◆ Dataset records:

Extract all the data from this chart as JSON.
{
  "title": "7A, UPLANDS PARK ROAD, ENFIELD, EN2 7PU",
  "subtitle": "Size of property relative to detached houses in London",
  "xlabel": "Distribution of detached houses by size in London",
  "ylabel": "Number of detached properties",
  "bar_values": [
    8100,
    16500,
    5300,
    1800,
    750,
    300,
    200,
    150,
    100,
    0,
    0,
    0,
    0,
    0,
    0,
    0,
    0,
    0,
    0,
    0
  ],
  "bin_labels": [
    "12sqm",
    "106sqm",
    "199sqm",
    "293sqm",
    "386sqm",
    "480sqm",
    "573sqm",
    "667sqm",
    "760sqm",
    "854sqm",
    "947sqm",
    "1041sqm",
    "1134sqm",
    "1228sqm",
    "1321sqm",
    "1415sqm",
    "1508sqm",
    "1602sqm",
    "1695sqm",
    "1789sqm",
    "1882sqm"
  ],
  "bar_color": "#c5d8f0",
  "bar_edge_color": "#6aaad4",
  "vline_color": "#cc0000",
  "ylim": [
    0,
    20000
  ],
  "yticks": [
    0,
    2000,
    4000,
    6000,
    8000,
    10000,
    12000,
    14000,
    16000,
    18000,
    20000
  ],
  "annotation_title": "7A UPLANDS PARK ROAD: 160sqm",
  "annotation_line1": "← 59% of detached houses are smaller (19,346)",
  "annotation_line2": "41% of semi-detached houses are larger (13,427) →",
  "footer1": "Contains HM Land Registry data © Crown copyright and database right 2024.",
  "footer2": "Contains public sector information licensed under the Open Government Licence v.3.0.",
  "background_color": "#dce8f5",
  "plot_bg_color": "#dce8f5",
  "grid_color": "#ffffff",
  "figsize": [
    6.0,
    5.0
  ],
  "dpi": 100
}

◆ Goal of the exercise: Hand back the material above in full, exactly as written.

◆ Exercise result:
Extract all the data from this chart as JSON.
{
  "title": "7A, UPLANDS PARK ROAD, ENFIELD, EN2 7PU",
  "subtitle": "Size of property relative to detached houses in London",
  "xlabel": "Distribution of detached houses by size in London",
  "ylabel": "Number of detached properties",
  "bar_values": [
    8100,
    16500,
    5300,
    1800,
    750,
    300,
    200,
    150,
    100,
    0,
    0,
    0,
    0,
    0,
    0,
    0,
    0,
    0,
    0,
    0
  ],
  "bin_labels": [
    "12sqm",
    "106sqm",
    "199sqm",
    "293sqm",
    "386sqm",
    "480sqm",
    "573sqm",
    "667sqm",
    "760sqm",
    "854sqm",
    "947sqm",
    "1041sqm",
    "1134sqm",
    "1228sqm",
    "1321sqm",
    "1415sqm",
    "1508sqm",
    "1602sqm",
    "1695sqm",
    "1789sqm",
    "1882sqm"
  ],
  "bar_color": "#c5d8f0",
  "bar_edge_color": "#6aaad4",
  "vline_color": "#cc0000",
  "ylim": [
    0,
    20000
  ],
  "yticks": [
    0,
    2000,
    4000,
    6000,
    8000,
    10000,
    12000,
    14000,
    16000,
    18000,
    20000
  ],
  "annotation_title": "7A UPLANDS PARK ROAD: 160sqm",
  "annotation_line1": "← 59% of detached houses are smaller (19,346)",
  "annotation_line2": "41% of semi-detached houses are larger (13,427) →",
  "footer1": "Contains HM Land Registry data © Crown copyright and database right 2024.",
  "footer2": "Contains public sector information licensed under the Open Government Licence v.3.0.",
  "background_color": "#dce8f5",
  "plot_bg_color": "#dce8f5",
  "grid_color": "#ffffff",
  "figsize": [
    6.0,
    5.0
  ],
  "dpi": 100
}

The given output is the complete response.